## start

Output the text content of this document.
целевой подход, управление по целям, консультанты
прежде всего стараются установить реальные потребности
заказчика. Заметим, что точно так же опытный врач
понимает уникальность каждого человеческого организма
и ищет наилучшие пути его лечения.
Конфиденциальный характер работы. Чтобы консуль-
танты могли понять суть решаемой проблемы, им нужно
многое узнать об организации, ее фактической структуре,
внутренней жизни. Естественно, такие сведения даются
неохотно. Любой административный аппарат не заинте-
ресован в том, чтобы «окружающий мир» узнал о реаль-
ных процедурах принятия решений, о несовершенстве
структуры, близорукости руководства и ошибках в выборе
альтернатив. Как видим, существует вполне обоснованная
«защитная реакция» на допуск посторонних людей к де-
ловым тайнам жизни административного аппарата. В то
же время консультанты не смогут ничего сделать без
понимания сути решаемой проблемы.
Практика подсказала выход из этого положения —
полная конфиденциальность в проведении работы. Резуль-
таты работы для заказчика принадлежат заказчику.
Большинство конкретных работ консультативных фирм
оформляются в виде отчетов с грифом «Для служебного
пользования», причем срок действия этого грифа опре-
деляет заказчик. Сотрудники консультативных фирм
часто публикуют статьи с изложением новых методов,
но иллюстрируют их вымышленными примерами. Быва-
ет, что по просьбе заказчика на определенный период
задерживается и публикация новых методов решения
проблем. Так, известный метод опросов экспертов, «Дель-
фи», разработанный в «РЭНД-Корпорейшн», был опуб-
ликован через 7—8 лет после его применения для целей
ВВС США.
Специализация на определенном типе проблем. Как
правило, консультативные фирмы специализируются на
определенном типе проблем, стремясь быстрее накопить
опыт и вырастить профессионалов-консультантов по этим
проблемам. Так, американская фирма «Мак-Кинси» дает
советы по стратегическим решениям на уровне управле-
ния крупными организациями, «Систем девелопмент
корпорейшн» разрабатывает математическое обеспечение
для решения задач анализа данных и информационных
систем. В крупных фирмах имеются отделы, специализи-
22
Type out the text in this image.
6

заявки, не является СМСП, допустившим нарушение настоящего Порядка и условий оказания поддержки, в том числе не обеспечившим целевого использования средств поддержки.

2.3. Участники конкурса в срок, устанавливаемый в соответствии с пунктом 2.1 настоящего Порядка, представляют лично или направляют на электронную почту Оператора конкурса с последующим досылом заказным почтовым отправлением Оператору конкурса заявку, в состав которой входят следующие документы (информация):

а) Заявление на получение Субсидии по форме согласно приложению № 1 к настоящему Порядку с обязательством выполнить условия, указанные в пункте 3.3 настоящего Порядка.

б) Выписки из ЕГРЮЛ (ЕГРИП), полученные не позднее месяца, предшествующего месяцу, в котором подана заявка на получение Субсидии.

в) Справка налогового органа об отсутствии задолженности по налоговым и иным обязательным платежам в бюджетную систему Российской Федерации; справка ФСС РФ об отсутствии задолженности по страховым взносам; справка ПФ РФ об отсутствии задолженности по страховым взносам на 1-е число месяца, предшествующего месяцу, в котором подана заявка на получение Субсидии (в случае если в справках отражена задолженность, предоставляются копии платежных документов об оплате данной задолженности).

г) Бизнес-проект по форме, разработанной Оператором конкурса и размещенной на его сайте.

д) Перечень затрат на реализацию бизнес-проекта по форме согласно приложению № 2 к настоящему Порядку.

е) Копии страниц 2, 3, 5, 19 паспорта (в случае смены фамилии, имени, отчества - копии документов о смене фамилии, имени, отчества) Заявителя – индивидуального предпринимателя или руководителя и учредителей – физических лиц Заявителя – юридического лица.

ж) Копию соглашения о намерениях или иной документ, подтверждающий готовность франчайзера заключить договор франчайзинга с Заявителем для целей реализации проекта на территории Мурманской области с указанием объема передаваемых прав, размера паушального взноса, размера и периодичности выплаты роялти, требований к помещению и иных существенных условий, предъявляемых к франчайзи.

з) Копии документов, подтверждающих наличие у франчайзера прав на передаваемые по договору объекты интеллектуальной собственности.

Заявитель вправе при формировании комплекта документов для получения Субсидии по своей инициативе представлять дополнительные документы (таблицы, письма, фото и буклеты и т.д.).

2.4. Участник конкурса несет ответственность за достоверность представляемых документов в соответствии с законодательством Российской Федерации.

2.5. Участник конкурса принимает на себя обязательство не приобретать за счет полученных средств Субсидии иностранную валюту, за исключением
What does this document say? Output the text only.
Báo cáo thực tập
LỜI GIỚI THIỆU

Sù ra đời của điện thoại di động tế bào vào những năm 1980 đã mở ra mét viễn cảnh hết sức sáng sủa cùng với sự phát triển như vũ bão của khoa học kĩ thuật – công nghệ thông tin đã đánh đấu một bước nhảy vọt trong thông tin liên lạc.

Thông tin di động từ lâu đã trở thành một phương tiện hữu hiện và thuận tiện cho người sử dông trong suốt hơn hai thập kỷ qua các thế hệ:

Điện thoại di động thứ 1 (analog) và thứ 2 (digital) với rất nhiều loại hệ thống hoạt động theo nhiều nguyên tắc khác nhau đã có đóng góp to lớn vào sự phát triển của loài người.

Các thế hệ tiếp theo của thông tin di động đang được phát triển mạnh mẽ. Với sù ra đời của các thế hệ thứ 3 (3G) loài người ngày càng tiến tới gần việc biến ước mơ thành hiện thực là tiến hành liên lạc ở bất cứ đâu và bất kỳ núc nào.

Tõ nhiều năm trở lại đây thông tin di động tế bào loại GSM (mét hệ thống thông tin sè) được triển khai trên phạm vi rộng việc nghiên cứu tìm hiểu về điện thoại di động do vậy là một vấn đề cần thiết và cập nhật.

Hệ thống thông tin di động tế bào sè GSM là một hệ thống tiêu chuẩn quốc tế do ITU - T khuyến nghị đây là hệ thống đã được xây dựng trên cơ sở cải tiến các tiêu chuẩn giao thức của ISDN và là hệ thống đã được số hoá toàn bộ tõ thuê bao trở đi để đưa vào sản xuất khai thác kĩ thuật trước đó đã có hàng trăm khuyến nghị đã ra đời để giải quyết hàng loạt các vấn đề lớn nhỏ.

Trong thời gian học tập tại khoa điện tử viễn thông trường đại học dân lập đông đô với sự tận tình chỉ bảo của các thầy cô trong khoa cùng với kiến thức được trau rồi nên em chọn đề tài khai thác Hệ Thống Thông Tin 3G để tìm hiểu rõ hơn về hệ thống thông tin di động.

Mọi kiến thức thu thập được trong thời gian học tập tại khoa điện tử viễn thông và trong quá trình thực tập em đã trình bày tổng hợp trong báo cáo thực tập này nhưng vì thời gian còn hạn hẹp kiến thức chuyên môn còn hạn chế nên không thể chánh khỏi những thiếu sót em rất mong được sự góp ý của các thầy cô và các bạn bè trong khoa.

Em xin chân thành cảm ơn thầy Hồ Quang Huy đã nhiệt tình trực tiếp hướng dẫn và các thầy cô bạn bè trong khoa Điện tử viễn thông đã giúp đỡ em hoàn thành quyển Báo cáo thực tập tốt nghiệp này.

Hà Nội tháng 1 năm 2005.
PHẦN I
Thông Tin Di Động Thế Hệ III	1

## end

• Stated problem:
Of the lines above, how many contain the word "Российской"? Provide the number and nothing else.

• Complete answer:
2